(Set exercise): From the listing below, extract every line containing "ylabel".

.....

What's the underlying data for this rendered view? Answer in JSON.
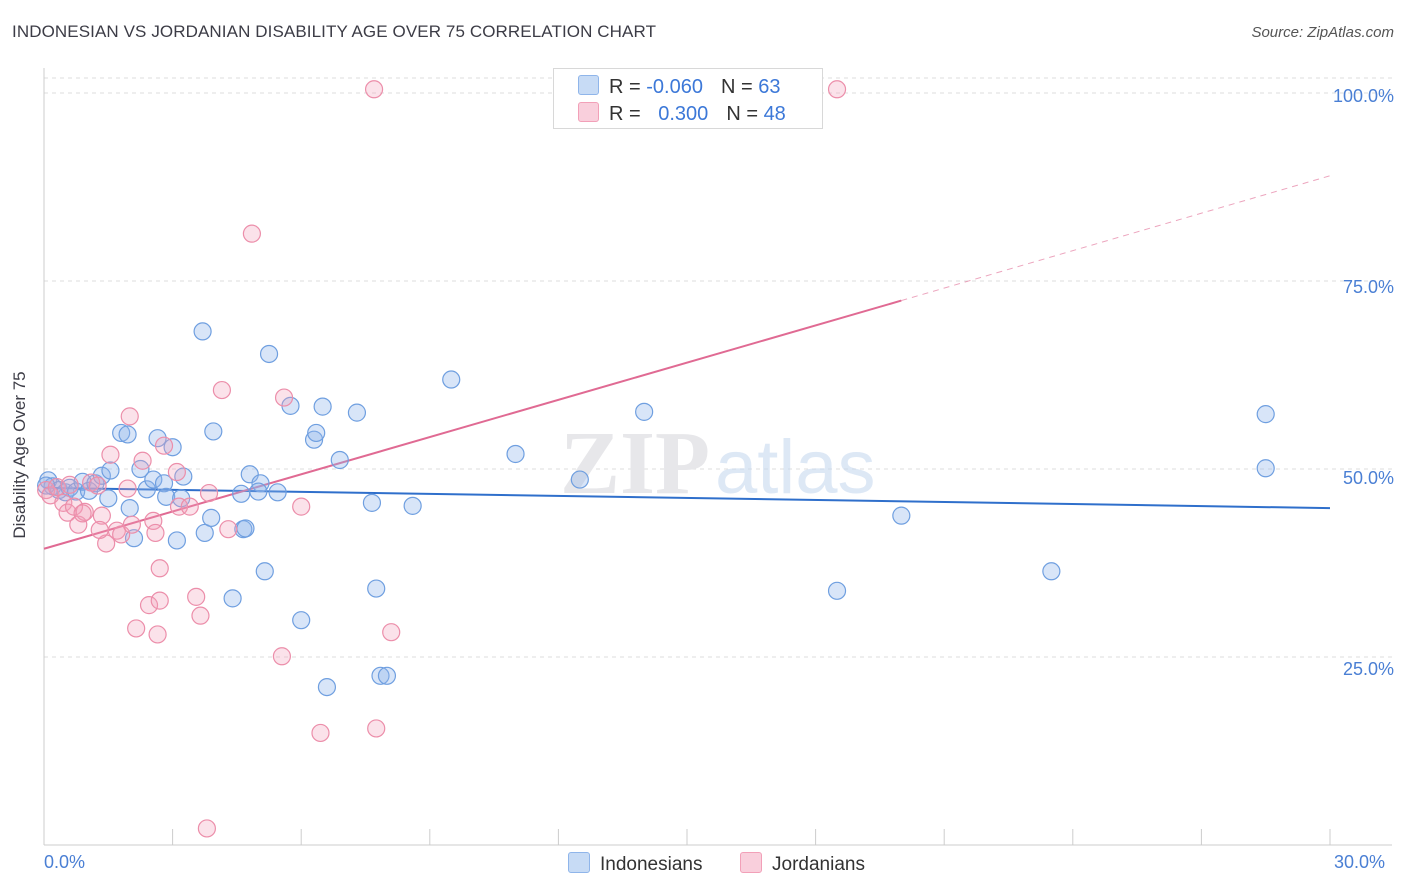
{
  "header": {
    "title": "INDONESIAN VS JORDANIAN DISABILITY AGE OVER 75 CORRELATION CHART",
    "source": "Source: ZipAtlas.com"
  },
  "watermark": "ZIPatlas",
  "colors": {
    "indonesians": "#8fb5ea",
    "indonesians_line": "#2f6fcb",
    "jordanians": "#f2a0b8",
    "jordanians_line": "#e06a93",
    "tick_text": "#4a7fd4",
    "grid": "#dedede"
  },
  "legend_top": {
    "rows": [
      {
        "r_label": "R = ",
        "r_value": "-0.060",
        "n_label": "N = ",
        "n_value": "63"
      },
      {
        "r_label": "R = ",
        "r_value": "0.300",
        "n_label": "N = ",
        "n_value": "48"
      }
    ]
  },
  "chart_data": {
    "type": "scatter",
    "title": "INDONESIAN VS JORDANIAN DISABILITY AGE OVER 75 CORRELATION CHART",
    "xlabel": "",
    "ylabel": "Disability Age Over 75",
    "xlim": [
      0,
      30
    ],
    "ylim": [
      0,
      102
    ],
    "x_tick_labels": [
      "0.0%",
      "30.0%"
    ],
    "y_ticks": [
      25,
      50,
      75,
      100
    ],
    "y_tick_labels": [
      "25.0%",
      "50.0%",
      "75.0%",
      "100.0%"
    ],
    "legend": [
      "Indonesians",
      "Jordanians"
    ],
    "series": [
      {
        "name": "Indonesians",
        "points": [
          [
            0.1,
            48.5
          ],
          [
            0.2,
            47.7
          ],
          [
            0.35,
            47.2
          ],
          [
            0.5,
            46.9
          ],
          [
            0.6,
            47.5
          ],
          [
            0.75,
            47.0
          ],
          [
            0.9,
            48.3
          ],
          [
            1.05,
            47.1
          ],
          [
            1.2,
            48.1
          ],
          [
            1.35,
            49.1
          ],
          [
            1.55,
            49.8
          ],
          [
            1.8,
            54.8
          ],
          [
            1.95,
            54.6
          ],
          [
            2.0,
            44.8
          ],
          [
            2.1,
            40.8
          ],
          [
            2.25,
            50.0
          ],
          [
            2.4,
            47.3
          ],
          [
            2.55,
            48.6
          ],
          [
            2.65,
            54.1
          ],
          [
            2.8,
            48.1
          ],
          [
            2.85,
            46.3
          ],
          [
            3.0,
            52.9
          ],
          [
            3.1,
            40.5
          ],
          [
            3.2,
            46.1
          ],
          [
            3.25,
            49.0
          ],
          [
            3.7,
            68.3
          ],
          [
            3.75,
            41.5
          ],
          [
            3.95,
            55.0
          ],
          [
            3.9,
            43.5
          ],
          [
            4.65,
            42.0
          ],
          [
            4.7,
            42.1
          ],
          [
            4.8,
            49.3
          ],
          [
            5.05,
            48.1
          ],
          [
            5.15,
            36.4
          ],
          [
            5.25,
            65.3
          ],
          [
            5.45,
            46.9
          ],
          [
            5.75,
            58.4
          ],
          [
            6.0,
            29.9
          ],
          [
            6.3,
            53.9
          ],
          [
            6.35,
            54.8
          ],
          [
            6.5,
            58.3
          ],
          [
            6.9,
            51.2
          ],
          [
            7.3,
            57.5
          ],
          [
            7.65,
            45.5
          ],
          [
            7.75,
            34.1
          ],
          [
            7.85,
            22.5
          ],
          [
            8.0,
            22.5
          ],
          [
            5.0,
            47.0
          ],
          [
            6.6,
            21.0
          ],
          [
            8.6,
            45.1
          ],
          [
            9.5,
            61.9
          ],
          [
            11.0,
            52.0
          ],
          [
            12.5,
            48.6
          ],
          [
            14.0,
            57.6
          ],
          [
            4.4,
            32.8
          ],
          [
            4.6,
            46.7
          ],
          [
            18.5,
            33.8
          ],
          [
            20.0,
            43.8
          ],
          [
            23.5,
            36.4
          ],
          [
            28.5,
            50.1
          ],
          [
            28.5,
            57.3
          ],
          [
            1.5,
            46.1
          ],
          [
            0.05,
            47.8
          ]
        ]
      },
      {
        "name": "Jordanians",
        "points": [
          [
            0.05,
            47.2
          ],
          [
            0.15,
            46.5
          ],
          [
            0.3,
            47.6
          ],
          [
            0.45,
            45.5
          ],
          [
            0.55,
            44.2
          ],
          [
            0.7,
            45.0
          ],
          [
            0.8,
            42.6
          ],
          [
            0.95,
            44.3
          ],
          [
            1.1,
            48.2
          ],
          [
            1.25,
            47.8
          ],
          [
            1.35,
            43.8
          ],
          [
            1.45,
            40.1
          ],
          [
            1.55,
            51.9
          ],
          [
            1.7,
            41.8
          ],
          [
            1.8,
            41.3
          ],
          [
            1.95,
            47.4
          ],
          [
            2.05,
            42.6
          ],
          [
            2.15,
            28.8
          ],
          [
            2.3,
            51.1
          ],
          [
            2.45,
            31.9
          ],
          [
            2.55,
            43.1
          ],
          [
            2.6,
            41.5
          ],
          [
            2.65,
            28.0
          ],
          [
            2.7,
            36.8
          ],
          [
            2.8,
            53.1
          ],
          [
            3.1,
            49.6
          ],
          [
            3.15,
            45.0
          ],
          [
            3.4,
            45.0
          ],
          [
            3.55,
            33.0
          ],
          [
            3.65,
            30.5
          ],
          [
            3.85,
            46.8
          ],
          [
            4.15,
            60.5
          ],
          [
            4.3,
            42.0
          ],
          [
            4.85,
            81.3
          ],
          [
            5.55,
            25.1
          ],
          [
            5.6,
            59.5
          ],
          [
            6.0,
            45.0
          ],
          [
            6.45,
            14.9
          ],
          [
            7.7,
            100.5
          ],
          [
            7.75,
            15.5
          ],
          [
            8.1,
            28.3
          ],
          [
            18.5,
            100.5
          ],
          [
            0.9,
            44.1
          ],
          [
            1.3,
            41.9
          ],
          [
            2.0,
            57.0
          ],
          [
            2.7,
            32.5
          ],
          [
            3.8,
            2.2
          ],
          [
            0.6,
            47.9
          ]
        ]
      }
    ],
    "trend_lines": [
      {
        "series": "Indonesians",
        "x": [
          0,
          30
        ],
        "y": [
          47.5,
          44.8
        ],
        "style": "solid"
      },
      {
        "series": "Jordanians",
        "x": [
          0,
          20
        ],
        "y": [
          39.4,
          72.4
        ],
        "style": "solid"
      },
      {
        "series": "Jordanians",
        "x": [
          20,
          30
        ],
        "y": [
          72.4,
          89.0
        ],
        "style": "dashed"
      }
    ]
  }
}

.....

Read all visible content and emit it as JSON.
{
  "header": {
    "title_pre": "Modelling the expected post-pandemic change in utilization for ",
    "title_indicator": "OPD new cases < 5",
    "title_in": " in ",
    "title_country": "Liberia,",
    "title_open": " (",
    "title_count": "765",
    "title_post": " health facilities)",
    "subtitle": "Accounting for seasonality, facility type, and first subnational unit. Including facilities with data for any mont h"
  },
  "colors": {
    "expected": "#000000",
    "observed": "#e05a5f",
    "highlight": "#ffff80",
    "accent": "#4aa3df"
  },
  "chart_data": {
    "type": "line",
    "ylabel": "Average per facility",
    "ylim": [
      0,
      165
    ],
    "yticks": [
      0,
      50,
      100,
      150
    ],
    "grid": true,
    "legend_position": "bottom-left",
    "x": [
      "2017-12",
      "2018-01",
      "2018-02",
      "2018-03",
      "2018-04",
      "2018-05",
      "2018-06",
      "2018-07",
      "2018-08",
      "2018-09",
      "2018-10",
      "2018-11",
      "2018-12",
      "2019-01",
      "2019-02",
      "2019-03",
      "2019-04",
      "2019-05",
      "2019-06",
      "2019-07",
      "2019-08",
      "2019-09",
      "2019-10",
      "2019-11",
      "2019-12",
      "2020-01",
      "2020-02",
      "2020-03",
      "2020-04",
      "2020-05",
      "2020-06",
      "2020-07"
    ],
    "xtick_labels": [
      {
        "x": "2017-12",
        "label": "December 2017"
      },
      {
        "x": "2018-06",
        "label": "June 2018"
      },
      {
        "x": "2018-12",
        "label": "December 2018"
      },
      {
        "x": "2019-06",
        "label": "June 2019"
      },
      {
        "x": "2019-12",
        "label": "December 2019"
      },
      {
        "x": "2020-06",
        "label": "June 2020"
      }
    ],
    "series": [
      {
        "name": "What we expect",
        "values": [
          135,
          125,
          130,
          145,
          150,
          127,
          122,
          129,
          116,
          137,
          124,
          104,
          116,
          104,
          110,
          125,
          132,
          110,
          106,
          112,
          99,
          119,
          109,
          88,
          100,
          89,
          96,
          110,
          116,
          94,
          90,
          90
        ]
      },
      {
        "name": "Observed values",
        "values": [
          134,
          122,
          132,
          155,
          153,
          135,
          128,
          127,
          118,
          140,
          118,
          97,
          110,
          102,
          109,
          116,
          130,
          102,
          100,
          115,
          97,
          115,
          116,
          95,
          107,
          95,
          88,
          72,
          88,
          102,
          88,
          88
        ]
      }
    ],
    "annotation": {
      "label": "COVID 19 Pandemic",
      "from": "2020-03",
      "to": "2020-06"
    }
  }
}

.....

(Task solution):
    "ylabel": "Disability Age Over 75",
    "ylabel": "Average per facility",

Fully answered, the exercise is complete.